━━━ Exercise materials
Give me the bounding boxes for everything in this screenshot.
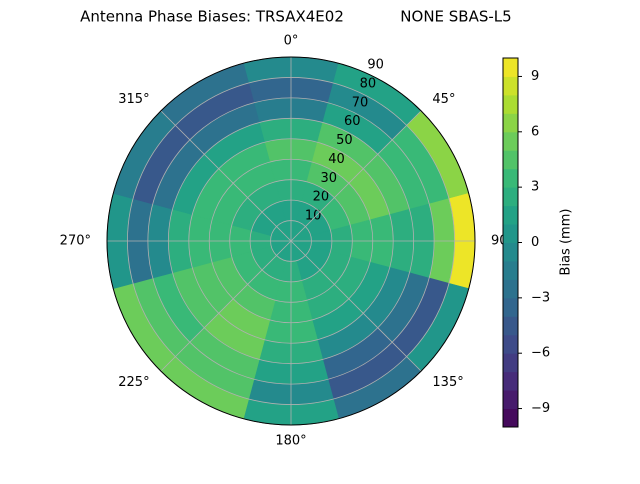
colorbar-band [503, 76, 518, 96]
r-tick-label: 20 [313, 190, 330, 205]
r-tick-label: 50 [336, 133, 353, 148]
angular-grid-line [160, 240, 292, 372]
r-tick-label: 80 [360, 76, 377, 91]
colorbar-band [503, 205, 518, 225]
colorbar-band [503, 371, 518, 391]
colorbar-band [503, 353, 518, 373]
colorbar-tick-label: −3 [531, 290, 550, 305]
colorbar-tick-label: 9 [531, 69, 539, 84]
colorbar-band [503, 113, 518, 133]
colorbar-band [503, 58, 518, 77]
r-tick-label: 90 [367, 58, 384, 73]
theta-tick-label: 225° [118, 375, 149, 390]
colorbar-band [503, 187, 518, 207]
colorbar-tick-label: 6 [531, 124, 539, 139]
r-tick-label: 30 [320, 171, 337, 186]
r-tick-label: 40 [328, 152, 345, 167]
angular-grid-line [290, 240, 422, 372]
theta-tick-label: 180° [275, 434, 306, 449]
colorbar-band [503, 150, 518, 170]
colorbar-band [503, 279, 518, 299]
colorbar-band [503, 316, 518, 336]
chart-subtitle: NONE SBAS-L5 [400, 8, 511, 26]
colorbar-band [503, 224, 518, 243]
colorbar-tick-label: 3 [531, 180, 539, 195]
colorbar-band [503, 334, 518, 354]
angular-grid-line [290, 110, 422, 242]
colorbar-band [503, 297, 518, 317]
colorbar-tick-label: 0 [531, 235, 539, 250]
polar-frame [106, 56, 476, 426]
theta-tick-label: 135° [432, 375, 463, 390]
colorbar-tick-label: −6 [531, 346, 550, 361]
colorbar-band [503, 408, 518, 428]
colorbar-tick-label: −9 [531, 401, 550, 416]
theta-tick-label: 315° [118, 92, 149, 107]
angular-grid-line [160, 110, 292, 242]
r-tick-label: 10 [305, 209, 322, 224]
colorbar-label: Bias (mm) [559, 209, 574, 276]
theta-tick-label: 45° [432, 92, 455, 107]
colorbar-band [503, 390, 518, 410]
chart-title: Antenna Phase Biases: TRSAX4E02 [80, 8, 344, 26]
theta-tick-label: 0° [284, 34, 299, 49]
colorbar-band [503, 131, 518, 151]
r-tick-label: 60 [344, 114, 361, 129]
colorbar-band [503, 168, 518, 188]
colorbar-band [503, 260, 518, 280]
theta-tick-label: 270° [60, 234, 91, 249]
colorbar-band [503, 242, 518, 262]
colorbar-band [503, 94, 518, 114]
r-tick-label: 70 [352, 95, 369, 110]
━━━━━━
→ **Objective**: Copy out every line of the data above word for word, leaving out the pictures.

→ **Answer to the exercise**:
Give me the bounding boxes for everything in this screenshot.
colorbar-band [503, 76, 518, 96]
r-tick-label: 20 [313, 190, 330, 205]
r-tick-label: 50 [336, 133, 353, 148]
angular-grid-line [160, 240, 292, 372]
r-tick-label: 80 [360, 76, 377, 91]
colorbar-band [503, 205, 518, 225]
colorbar-band [503, 371, 518, 391]
colorbar-band [503, 353, 518, 373]
colorbar-tick-label: −3 [531, 290, 550, 305]
colorbar-tick-label: 9 [531, 69, 539, 84]
colorbar-band [503, 113, 518, 133]
colorbar-band [503, 58, 518, 77]
r-tick-label: 90 [367, 58, 384, 73]
theta-tick-label: 225° [118, 375, 149, 390]
colorbar-band [503, 187, 518, 207]
colorbar-tick-label: 6 [531, 124, 539, 139]
r-tick-label: 30 [320, 171, 337, 186]
r-tick-label: 40 [328, 152, 345, 167]
angular-grid-line [290, 240, 422, 372]
theta-tick-label: 180° [275, 434, 306, 449]
colorbar-band [503, 150, 518, 170]
colorbar-band [503, 279, 518, 299]
colorbar-band [503, 316, 518, 336]
chart-subtitle: NONE SBAS-L5 [400, 8, 511, 26]
colorbar-band [503, 224, 518, 243]
colorbar-tick-label: 3 [531, 180, 539, 195]
colorbar-band [503, 334, 518, 354]
angular-grid-line [290, 110, 422, 242]
colorbar-band [503, 297, 518, 317]
colorbar-tick-label: 0 [531, 235, 539, 250]
polar-frame [106, 56, 476, 426]
theta-tick-label: 135° [432, 375, 463, 390]
colorbar-tick-label: −6 [531, 346, 550, 361]
colorbar-band [503, 408, 518, 428]
colorbar-tick-label: −9 [531, 401, 550, 416]
theta-tick-label: 315° [118, 92, 149, 107]
angular-grid-line [160, 110, 292, 242]
r-tick-label: 10 [305, 209, 322, 224]
colorbar-label: Bias (mm) [559, 209, 574, 276]
theta-tick-label: 45° [432, 92, 455, 107]
colorbar-band [503, 390, 518, 410]
chart-title: Antenna Phase Biases: TRSAX4E02 [80, 8, 344, 26]
theta-tick-label: 0° [284, 34, 299, 49]
colorbar-band [503, 131, 518, 151]
r-tick-label: 60 [344, 114, 361, 129]
colorbar-band [503, 168, 518, 188]
colorbar-band [503, 260, 518, 280]
theta-tick-label: 270° [60, 234, 91, 249]
colorbar-band [503, 242, 518, 262]
colorbar-band [503, 94, 518, 114]
r-tick-label: 70 [352, 95, 369, 110]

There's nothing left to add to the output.